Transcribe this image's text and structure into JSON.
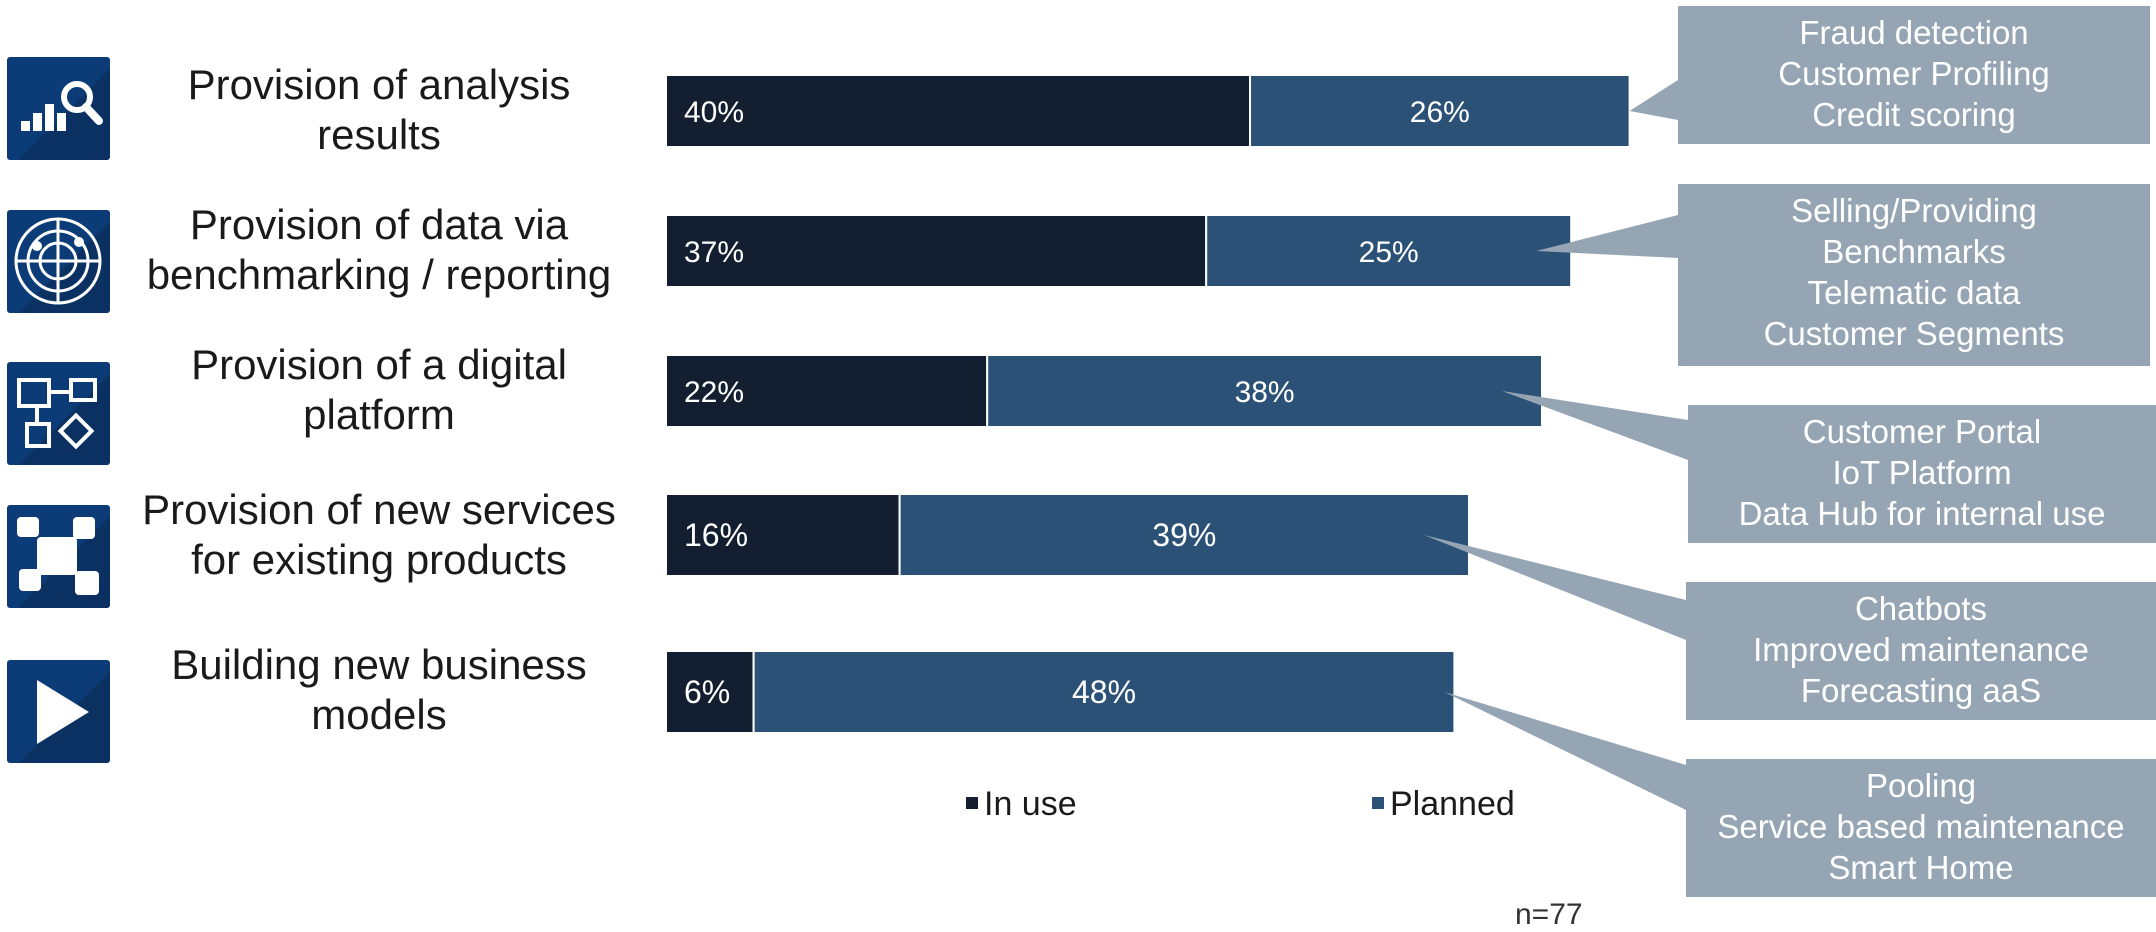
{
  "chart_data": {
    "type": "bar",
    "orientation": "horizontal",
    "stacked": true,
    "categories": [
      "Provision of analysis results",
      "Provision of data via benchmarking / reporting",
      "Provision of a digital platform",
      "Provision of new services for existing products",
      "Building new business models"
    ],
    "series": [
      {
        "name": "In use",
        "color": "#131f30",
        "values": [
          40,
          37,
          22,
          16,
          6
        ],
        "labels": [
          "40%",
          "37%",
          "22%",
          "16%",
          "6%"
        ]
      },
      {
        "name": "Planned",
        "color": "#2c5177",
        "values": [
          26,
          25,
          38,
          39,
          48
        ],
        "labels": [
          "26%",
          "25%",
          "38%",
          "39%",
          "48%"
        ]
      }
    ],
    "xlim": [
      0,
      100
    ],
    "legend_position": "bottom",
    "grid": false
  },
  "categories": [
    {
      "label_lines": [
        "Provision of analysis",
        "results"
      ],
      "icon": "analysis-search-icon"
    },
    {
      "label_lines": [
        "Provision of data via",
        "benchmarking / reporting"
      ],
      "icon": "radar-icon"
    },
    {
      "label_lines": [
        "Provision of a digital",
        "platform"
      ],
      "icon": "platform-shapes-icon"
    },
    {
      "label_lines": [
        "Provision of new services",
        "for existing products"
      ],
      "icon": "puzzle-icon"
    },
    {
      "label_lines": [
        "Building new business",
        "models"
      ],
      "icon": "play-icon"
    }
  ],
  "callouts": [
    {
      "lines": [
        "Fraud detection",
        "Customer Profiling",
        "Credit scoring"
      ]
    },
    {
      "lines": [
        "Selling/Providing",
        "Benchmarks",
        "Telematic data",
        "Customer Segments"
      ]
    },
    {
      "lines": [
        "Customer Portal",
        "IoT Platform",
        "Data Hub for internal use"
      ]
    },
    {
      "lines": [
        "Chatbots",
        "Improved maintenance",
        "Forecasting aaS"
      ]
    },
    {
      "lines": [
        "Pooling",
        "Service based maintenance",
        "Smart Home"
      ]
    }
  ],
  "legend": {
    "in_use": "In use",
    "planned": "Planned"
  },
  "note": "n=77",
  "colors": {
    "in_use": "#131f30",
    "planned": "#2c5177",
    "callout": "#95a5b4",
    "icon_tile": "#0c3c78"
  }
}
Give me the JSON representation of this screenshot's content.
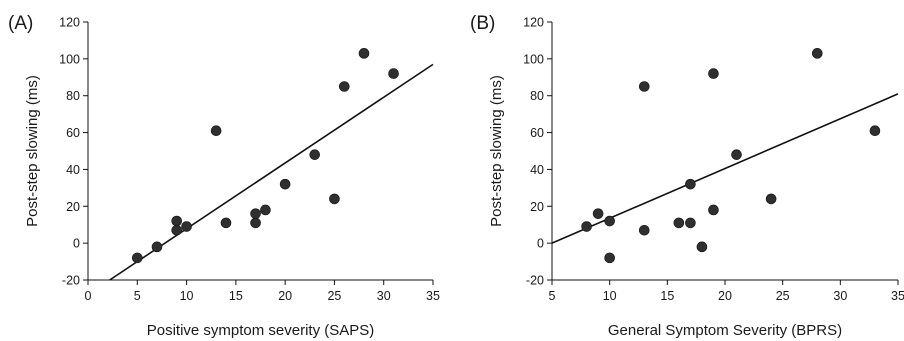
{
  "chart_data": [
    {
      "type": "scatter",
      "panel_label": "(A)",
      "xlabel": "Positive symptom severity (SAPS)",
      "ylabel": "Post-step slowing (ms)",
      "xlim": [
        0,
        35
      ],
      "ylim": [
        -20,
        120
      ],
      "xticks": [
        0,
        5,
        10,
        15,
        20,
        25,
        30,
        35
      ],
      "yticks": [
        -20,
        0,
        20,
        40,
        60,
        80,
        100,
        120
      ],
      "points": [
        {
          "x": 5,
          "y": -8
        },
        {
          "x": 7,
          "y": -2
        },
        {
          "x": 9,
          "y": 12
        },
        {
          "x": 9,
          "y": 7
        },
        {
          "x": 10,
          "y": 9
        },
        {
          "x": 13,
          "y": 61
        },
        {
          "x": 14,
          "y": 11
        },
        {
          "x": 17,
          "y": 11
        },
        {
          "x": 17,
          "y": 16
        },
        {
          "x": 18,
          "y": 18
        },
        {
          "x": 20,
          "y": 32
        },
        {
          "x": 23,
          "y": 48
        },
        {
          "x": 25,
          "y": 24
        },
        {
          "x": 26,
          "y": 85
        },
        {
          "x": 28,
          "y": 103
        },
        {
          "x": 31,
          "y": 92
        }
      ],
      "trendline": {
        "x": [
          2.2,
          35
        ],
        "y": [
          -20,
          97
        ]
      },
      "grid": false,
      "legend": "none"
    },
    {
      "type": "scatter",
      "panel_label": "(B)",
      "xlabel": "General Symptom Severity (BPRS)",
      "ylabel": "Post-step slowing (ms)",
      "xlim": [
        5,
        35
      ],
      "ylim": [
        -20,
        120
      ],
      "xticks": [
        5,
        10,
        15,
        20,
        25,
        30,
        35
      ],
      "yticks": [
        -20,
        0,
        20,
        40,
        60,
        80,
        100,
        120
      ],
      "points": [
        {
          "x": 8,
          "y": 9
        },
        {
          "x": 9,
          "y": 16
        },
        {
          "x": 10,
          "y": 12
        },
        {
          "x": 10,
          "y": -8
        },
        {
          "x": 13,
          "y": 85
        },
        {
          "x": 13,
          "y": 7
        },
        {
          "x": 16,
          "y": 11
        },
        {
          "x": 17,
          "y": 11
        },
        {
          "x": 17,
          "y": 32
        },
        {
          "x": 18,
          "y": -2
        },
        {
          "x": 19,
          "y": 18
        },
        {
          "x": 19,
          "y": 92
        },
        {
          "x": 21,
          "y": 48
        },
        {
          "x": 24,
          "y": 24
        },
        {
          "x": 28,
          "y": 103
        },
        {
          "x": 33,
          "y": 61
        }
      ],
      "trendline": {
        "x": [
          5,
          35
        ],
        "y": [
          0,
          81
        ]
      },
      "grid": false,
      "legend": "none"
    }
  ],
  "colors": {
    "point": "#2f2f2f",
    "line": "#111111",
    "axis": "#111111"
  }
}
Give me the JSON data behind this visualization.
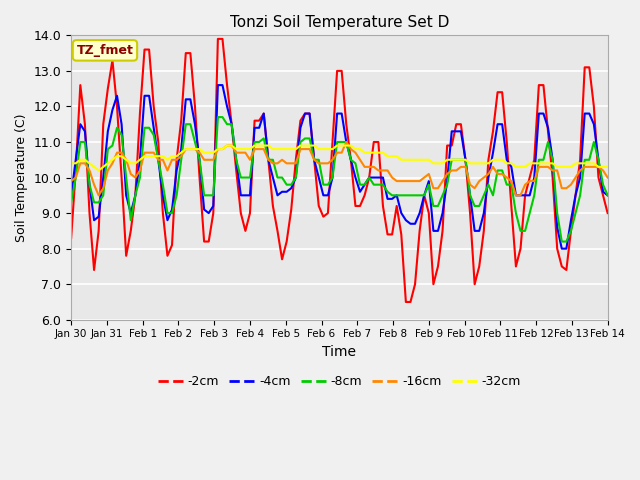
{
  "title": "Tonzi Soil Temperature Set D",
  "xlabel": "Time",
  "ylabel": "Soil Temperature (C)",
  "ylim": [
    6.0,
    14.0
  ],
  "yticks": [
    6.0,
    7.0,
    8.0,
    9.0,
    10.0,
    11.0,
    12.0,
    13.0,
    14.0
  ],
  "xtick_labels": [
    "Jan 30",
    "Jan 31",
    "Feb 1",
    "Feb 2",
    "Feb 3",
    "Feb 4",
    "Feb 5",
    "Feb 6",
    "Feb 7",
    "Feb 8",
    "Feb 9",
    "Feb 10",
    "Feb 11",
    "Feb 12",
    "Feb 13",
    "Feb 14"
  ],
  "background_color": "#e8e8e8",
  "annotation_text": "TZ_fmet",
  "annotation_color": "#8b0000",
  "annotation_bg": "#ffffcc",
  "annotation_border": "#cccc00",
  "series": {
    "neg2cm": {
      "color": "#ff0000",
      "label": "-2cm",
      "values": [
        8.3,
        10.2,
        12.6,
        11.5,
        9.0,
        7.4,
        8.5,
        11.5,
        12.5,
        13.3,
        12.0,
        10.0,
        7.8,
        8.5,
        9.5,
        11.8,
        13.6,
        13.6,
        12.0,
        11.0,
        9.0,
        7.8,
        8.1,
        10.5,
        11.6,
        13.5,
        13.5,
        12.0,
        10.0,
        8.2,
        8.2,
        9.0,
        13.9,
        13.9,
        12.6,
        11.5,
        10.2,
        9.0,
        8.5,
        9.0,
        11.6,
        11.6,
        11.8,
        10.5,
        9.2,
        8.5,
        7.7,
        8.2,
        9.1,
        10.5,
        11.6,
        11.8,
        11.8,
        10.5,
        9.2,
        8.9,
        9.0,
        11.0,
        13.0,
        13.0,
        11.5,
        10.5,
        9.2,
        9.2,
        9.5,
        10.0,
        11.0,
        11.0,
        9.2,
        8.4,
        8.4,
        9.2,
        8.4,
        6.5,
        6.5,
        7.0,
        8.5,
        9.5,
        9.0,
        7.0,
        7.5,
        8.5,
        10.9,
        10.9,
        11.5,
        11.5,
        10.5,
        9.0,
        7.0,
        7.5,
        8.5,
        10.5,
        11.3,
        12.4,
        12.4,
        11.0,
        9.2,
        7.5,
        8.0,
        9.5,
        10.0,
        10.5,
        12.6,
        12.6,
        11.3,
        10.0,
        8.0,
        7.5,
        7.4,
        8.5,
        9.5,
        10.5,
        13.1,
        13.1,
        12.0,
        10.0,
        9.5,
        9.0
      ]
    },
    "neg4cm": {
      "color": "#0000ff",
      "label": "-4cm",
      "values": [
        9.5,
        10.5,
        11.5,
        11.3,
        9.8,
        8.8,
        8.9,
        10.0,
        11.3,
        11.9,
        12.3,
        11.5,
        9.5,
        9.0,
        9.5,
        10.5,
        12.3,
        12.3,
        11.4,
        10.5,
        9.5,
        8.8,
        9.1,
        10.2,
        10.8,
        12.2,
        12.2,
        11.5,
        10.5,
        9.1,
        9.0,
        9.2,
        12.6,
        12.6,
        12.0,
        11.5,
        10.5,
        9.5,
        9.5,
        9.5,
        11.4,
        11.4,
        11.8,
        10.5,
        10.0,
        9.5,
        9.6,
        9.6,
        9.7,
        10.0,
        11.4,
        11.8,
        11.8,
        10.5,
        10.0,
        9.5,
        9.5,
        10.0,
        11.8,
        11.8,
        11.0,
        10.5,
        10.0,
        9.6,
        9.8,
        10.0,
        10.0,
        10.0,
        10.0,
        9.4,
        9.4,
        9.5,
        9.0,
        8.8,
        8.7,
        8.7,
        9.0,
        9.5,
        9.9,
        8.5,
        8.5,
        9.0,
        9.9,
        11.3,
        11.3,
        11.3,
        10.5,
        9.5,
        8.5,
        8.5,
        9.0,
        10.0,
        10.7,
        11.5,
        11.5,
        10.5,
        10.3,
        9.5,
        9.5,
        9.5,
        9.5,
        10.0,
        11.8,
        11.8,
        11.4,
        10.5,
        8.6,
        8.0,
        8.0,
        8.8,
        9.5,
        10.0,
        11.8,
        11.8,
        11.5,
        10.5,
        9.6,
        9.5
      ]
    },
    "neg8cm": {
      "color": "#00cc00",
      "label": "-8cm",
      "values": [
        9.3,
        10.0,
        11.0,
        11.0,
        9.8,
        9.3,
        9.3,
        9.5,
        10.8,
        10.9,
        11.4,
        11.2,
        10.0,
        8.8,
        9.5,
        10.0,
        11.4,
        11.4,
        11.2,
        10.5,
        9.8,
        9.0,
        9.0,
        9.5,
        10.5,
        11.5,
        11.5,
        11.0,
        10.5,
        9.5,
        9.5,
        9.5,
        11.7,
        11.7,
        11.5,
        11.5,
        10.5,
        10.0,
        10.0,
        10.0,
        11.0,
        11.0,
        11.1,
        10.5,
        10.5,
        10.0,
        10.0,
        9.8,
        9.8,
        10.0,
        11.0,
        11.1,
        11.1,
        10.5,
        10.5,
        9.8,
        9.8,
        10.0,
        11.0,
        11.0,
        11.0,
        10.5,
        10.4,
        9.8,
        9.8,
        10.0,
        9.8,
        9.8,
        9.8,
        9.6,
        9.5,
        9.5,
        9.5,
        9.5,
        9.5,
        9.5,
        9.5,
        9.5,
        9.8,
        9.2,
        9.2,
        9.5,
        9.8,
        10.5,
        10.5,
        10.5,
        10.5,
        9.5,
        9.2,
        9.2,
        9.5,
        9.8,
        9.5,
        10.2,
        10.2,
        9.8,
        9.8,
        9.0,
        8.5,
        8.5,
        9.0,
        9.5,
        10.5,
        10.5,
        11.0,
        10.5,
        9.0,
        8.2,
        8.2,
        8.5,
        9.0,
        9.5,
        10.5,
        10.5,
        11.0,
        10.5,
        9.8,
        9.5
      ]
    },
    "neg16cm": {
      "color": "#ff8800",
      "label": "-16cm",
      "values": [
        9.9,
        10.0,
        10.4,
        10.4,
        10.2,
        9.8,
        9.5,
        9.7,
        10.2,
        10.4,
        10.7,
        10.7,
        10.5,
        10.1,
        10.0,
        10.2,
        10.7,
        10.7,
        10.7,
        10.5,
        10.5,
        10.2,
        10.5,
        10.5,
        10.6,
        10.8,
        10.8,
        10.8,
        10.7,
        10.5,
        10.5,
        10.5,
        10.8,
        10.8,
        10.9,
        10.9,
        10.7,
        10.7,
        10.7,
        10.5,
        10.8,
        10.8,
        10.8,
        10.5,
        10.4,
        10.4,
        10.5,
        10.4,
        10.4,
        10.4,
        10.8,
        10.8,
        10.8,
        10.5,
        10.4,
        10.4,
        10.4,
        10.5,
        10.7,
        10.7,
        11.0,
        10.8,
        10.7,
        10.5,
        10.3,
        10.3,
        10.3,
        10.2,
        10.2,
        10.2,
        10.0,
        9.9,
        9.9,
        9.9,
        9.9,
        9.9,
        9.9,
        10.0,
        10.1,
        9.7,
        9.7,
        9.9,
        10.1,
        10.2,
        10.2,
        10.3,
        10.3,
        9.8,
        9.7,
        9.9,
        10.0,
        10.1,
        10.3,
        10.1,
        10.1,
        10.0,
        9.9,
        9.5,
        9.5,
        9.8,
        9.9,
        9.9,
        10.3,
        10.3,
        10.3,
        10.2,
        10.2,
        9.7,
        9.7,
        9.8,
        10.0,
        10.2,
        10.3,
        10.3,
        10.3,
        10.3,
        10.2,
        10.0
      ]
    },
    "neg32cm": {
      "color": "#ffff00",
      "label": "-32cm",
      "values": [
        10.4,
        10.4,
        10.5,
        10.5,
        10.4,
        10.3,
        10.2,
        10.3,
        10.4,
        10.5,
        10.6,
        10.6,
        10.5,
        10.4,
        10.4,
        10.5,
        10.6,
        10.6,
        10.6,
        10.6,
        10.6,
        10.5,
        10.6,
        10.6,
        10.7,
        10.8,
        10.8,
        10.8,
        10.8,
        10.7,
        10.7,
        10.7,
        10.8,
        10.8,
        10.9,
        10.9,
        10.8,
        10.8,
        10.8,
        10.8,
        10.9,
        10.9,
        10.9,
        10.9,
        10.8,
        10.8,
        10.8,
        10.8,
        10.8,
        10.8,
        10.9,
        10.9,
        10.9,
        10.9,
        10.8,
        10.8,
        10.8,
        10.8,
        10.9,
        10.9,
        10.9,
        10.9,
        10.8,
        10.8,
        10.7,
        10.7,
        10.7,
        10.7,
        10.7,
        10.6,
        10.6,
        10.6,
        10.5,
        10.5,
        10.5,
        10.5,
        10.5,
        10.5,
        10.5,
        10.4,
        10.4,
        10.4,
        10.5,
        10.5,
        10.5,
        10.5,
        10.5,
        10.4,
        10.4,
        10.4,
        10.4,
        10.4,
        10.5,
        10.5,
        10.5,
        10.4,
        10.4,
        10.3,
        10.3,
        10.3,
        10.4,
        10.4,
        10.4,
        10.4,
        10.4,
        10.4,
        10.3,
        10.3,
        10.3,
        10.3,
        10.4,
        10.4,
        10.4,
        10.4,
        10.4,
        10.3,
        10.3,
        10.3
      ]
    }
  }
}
___
### Objective
Which lines hold the word "existing"? Show each one.

### Written answer
      "Provision of new services for existing products",
        "for existing products"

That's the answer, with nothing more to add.